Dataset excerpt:
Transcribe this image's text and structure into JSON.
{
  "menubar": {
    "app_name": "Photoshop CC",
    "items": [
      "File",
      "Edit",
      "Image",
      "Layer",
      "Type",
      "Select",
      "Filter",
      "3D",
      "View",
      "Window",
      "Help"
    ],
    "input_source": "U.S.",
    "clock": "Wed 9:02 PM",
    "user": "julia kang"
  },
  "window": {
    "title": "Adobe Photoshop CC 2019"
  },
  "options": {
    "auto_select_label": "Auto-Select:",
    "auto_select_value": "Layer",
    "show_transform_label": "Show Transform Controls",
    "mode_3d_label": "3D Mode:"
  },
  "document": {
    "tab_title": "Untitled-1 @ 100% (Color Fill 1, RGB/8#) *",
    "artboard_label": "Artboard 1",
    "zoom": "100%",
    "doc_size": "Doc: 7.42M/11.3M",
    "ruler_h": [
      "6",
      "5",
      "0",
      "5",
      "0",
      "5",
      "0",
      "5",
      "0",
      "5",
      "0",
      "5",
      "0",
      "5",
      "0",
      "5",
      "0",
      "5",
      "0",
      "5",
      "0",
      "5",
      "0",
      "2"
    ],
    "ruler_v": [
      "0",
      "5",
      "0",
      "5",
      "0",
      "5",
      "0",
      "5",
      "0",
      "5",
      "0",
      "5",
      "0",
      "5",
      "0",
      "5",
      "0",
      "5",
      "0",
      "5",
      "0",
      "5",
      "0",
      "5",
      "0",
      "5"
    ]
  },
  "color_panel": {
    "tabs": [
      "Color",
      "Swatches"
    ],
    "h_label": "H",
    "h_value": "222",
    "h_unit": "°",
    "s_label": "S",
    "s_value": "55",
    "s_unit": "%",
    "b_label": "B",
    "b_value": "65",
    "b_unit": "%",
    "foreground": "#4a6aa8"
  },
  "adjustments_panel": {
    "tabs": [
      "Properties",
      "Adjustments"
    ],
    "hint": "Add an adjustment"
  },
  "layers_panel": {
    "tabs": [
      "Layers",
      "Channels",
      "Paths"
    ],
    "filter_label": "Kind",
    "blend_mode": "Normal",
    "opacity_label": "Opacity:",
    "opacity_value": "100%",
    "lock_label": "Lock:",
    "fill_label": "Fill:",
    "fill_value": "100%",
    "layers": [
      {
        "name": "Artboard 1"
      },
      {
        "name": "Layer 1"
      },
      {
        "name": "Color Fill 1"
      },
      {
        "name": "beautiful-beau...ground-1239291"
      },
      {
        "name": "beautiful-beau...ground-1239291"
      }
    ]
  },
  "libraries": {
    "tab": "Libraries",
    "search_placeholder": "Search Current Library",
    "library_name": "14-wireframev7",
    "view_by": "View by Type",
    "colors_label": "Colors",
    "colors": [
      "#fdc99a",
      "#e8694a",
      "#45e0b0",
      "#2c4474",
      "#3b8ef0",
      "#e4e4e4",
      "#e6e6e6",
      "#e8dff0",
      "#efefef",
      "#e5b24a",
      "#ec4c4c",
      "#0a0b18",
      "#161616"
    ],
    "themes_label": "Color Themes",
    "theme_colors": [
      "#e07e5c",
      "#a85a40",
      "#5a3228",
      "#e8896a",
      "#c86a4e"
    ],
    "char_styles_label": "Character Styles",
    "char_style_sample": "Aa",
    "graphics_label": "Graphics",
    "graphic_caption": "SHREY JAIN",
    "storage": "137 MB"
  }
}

* * *

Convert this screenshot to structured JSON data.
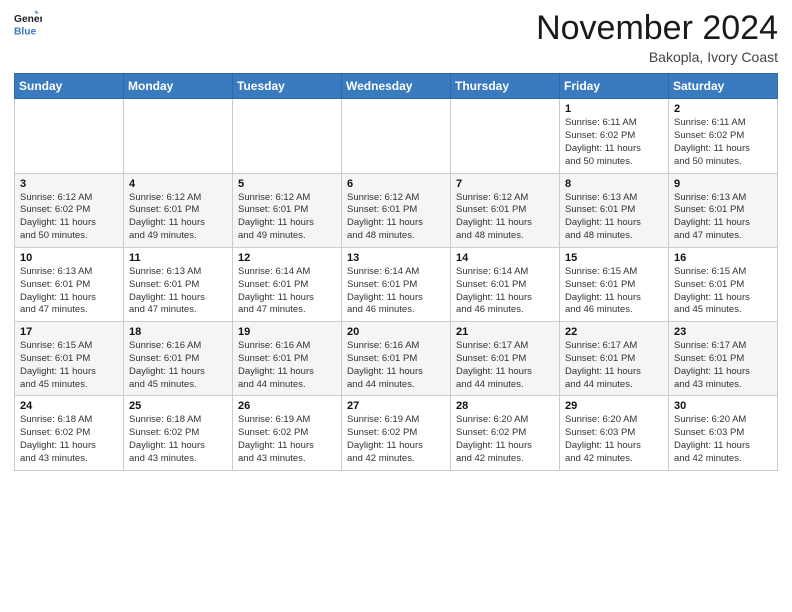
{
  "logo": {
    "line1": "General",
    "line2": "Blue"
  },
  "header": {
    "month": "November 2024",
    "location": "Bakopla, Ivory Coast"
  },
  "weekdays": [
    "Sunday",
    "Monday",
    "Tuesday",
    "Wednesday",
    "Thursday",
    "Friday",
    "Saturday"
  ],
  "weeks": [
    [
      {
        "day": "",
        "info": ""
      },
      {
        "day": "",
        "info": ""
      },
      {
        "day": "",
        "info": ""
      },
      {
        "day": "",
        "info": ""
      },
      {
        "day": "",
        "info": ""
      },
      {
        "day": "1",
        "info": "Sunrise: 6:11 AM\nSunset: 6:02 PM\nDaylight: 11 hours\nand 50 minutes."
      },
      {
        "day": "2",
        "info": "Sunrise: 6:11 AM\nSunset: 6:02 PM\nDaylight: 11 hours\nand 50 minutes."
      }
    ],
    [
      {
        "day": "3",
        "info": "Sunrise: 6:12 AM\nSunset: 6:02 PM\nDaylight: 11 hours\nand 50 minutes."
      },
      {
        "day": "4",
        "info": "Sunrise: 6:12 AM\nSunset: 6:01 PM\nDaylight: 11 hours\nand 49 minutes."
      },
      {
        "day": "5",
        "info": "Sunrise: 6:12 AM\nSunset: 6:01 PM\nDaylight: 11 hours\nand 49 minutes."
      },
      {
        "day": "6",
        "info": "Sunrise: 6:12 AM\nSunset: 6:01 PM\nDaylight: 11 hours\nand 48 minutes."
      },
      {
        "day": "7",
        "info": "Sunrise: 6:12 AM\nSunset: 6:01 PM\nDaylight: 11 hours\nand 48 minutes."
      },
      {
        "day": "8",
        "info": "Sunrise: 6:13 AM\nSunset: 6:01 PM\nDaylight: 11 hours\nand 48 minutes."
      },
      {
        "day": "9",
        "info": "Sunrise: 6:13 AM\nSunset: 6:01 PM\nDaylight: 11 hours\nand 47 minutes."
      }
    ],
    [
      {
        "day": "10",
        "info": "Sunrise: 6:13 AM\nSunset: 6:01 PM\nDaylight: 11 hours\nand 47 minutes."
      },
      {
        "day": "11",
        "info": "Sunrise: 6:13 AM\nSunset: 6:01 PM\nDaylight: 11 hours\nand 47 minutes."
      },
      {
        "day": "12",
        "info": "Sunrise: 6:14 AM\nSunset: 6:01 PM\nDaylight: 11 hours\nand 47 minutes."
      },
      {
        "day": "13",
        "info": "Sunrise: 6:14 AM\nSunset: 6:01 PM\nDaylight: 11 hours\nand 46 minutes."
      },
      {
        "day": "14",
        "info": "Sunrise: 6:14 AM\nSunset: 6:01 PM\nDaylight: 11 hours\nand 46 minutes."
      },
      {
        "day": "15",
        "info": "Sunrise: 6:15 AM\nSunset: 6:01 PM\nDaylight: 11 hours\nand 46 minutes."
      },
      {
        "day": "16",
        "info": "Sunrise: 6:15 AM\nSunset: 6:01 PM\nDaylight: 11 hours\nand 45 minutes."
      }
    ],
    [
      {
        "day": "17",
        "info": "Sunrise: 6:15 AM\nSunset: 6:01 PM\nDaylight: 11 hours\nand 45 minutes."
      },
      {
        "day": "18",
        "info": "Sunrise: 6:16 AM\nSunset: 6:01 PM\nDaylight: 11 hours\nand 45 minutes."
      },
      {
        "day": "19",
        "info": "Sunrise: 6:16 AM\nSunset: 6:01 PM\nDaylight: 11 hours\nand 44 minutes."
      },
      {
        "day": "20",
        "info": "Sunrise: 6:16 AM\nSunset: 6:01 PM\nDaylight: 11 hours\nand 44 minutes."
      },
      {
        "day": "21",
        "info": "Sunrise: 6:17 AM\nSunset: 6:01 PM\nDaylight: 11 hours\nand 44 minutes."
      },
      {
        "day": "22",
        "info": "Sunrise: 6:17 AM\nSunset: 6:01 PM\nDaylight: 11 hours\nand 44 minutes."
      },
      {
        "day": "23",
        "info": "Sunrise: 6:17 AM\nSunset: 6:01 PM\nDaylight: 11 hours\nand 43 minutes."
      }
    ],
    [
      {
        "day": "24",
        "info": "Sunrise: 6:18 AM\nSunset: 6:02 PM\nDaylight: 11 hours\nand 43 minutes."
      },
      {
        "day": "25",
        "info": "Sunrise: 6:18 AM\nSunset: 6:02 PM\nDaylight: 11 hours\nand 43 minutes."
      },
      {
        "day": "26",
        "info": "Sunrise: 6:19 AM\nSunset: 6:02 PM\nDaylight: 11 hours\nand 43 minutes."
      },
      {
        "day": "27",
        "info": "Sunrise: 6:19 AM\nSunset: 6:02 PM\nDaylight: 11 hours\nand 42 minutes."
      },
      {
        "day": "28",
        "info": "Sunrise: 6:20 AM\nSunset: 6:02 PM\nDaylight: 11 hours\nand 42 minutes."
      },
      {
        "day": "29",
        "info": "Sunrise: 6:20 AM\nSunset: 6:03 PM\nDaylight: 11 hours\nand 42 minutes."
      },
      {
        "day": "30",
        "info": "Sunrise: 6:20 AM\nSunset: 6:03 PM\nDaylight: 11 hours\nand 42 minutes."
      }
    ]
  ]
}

What you are asked to do: Tally up the lines holding the word "this" in the data above, and answer with that figure only.

Problem solution: 2